THE RECORDS -
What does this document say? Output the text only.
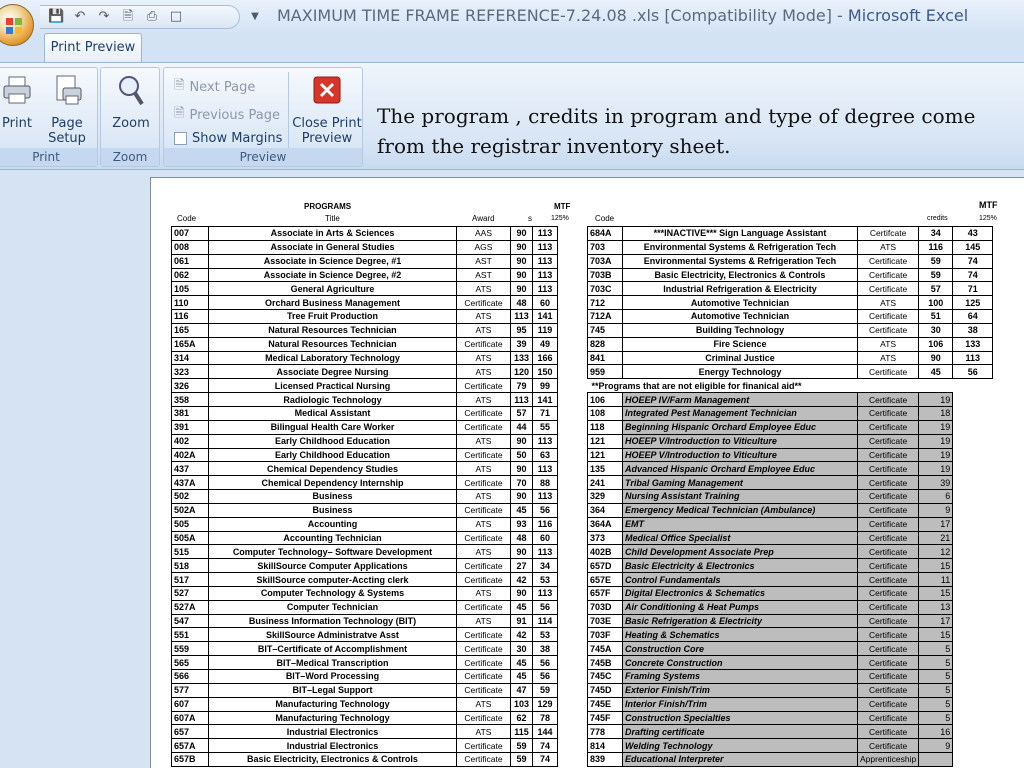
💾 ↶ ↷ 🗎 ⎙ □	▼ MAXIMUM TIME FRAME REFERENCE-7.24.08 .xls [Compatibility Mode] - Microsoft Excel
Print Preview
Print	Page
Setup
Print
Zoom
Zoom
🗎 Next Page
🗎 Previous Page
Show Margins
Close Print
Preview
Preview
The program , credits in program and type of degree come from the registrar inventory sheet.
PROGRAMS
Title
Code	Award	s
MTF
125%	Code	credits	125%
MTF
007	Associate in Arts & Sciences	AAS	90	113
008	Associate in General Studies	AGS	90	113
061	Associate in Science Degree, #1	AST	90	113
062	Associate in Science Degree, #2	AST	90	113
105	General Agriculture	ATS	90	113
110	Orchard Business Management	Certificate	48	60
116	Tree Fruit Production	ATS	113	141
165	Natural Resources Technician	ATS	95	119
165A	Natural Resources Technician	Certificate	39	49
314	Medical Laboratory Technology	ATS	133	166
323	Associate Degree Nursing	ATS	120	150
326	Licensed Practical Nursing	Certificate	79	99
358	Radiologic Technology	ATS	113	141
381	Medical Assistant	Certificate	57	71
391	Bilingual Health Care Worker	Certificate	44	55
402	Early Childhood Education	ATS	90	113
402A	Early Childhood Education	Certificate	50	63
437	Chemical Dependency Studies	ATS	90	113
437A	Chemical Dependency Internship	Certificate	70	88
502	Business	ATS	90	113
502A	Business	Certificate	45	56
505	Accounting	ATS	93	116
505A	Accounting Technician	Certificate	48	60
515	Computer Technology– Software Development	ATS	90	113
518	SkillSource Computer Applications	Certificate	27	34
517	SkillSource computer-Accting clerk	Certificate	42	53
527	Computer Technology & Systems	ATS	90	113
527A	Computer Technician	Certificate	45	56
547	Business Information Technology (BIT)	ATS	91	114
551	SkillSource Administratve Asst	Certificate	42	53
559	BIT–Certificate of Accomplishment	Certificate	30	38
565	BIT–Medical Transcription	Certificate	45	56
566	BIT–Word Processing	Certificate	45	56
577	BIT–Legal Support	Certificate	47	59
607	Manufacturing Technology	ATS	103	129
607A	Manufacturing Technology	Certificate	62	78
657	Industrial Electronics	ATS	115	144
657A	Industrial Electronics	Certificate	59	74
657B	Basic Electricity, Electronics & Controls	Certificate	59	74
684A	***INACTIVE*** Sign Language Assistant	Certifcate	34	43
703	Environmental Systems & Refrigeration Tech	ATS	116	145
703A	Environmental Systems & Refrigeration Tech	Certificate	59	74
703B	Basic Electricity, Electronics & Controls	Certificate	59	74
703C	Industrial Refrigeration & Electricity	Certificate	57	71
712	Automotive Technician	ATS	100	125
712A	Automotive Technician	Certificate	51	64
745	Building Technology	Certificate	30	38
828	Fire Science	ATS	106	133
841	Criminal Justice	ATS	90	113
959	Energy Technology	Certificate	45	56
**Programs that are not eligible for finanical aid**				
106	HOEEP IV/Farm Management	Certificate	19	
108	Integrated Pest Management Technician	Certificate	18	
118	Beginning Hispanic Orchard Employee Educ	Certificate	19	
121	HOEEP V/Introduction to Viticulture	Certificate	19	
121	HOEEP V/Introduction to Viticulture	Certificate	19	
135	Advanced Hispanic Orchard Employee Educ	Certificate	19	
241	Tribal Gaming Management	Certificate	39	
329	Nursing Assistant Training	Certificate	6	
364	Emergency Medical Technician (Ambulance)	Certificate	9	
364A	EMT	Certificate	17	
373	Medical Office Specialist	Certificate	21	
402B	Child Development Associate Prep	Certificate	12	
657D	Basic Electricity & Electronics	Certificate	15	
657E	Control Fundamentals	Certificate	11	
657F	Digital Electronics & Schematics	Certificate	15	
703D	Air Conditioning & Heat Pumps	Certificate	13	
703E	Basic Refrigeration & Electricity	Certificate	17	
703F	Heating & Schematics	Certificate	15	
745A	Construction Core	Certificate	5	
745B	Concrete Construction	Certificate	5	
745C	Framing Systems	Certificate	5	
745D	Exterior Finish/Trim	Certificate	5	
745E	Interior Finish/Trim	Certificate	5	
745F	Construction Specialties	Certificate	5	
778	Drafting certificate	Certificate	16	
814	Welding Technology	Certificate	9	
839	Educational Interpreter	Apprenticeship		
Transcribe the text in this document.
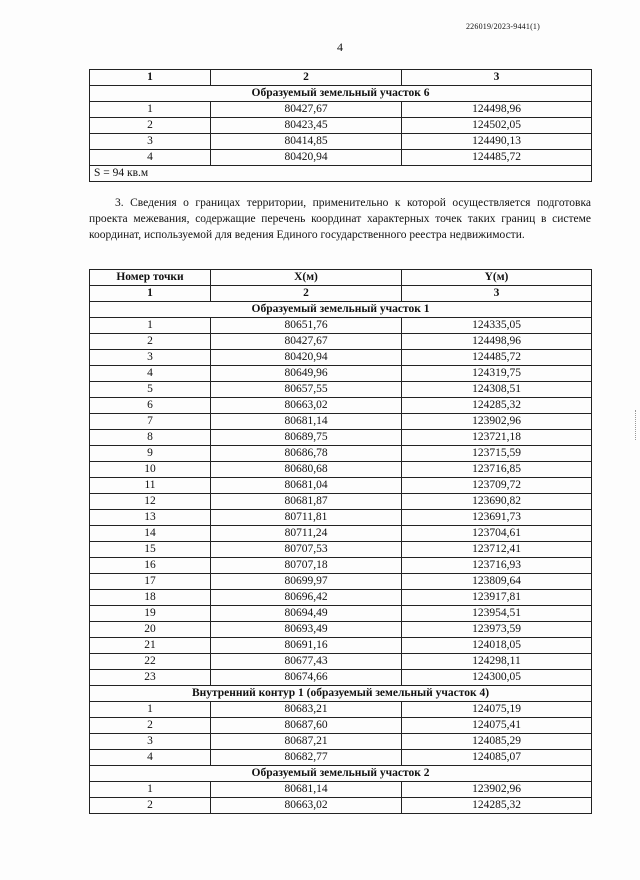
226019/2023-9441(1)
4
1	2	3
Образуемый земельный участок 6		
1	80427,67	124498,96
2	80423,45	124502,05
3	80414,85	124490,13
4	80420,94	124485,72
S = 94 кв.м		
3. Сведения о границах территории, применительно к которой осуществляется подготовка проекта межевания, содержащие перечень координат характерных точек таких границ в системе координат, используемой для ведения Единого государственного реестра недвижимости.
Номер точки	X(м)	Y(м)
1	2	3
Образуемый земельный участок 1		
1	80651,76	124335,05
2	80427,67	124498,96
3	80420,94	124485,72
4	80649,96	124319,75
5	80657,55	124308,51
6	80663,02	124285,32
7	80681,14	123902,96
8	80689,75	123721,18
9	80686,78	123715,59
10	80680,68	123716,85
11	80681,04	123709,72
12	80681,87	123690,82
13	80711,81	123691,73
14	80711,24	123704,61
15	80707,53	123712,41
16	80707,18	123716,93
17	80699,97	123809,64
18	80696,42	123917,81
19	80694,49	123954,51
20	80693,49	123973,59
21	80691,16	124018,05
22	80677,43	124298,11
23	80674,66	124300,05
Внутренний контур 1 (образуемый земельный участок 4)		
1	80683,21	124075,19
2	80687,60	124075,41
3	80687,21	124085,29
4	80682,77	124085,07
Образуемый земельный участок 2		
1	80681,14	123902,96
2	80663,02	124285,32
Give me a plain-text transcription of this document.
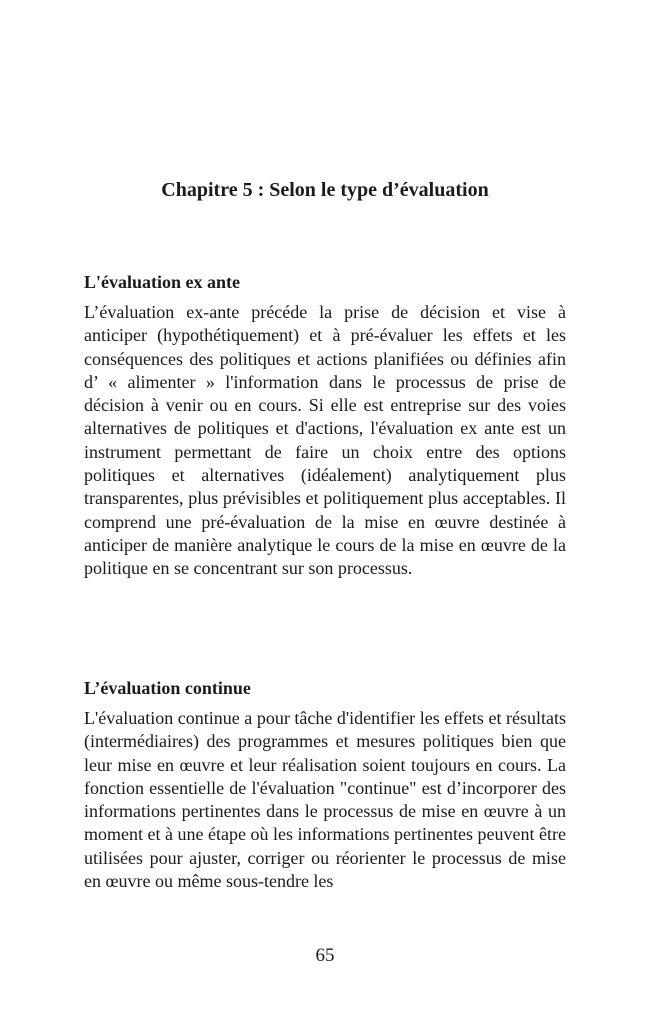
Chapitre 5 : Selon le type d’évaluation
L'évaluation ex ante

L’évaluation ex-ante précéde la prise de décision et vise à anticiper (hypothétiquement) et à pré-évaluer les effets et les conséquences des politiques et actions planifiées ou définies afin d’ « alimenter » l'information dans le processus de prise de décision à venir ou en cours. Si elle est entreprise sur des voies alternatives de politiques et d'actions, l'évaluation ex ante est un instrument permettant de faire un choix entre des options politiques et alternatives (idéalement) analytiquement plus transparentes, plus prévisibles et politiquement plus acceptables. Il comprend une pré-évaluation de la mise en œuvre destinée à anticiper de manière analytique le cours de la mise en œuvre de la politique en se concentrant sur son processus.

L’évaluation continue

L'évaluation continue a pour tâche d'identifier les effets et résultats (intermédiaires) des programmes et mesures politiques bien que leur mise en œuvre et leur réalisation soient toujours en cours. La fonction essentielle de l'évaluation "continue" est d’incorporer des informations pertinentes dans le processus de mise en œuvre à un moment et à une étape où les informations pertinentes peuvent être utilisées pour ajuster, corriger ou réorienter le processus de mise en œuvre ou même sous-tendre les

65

==

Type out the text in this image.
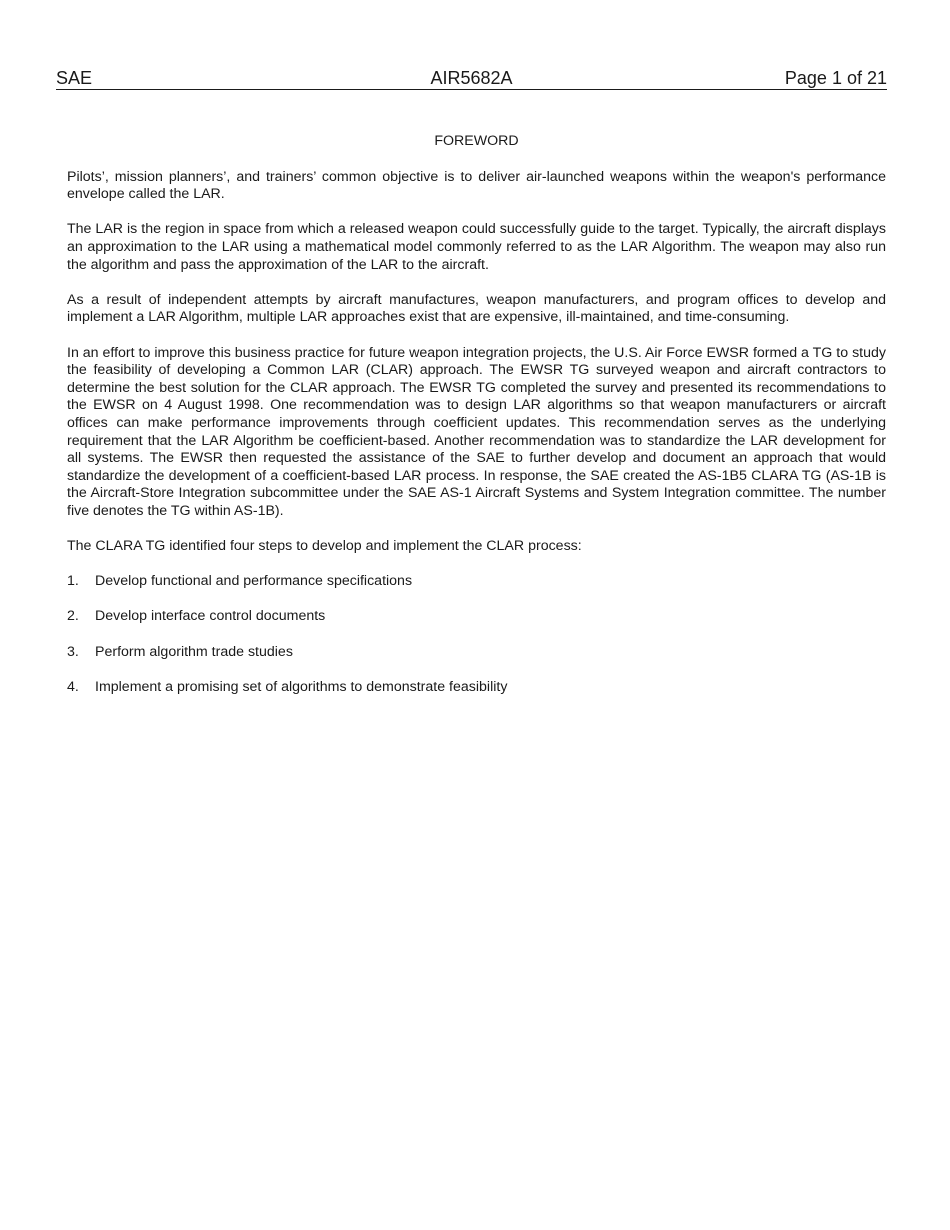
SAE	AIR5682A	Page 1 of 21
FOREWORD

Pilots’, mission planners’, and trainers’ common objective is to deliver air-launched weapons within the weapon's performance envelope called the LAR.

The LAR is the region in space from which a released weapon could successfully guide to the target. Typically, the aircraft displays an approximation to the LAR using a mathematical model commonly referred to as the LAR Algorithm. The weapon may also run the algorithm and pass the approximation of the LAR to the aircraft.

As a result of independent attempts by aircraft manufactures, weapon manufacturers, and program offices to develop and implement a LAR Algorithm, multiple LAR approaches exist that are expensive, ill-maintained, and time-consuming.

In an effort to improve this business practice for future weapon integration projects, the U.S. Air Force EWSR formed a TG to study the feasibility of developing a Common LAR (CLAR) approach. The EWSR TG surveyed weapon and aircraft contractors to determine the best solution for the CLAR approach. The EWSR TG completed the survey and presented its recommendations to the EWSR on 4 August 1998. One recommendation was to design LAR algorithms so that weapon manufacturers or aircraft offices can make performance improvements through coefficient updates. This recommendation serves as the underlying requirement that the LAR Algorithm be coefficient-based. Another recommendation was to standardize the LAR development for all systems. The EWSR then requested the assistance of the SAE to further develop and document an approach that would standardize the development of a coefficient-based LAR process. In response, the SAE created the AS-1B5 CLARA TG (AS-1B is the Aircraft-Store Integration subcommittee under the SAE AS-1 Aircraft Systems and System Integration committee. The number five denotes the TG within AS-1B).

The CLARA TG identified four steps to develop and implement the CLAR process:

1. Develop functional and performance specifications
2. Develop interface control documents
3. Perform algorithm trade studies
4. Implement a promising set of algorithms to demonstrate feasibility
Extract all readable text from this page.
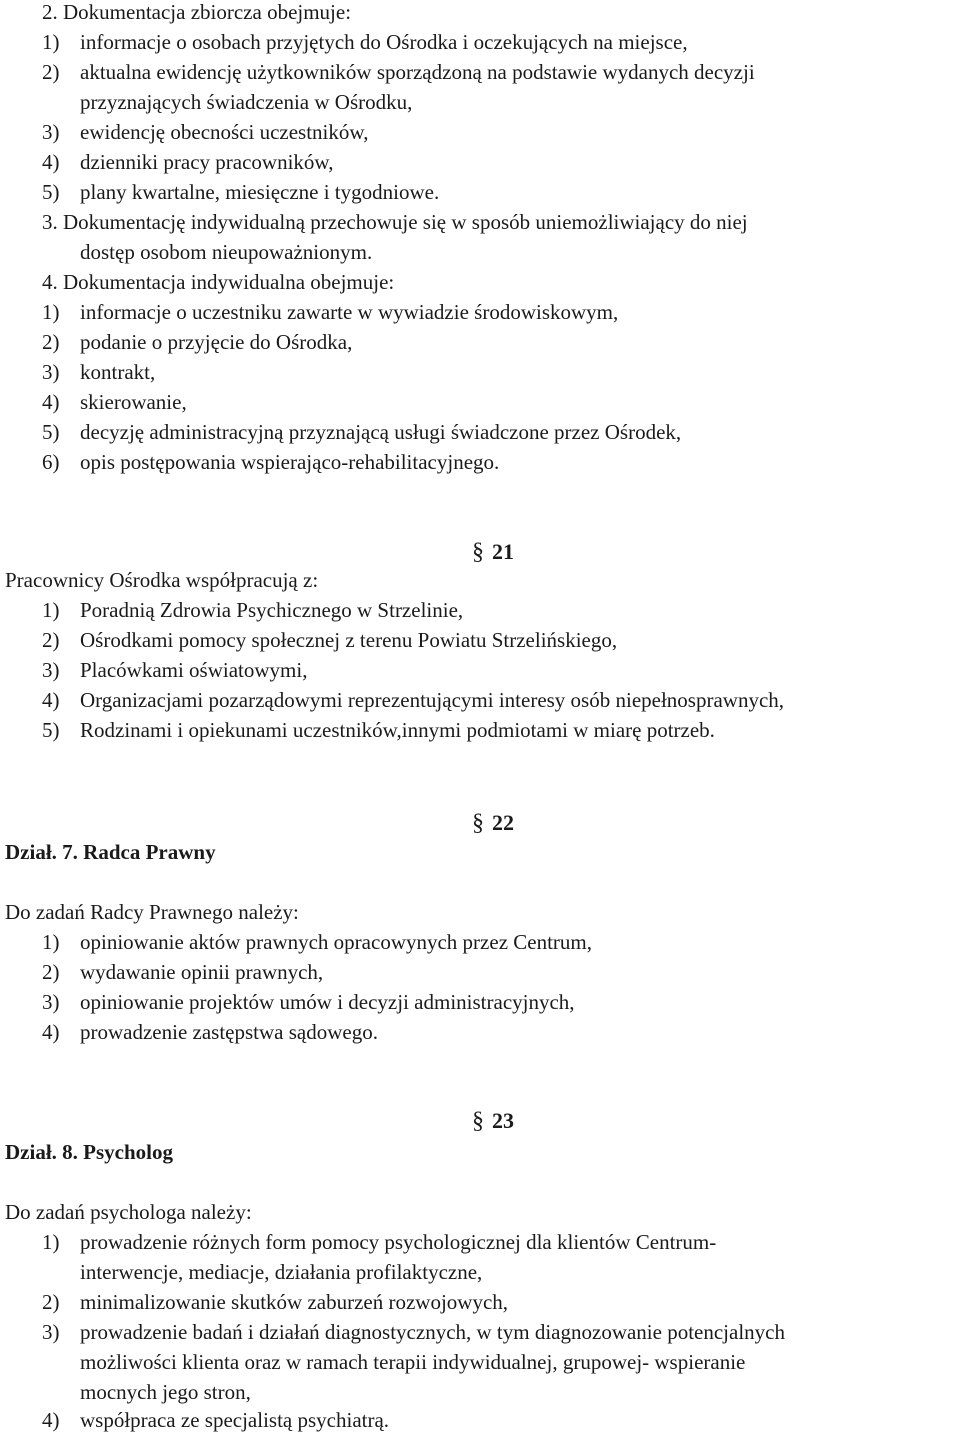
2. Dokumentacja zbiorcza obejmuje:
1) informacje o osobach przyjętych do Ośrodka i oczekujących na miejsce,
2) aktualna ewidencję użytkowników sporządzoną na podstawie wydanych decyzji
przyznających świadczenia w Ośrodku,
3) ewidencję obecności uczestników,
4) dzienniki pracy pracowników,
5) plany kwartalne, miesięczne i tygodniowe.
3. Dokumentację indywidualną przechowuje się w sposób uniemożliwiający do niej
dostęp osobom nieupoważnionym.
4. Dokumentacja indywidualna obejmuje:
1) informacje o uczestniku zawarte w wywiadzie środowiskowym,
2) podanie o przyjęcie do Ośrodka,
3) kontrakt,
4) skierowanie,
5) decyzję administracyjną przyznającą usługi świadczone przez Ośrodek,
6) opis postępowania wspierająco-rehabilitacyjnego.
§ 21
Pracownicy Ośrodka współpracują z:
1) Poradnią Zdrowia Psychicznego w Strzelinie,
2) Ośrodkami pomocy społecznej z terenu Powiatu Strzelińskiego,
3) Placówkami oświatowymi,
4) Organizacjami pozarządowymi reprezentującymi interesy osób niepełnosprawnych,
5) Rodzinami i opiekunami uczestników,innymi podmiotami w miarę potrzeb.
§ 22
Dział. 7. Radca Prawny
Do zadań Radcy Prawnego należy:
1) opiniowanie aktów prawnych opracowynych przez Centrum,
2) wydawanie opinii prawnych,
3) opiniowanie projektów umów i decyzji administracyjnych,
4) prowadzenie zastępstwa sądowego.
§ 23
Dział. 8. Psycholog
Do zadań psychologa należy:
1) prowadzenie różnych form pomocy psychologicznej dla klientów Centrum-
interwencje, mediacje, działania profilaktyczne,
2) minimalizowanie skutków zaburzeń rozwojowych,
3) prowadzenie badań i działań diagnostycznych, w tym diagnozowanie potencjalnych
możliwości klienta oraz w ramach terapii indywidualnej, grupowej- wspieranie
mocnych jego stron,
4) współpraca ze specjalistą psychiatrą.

PROMPT - From the entries above, copy out every line where the string "Childhood" appears.

PROBLEM SOLUTION -
402	Early Childhood Education	ATS	90	113
402A	Early Childhood Education	Certificate	50	63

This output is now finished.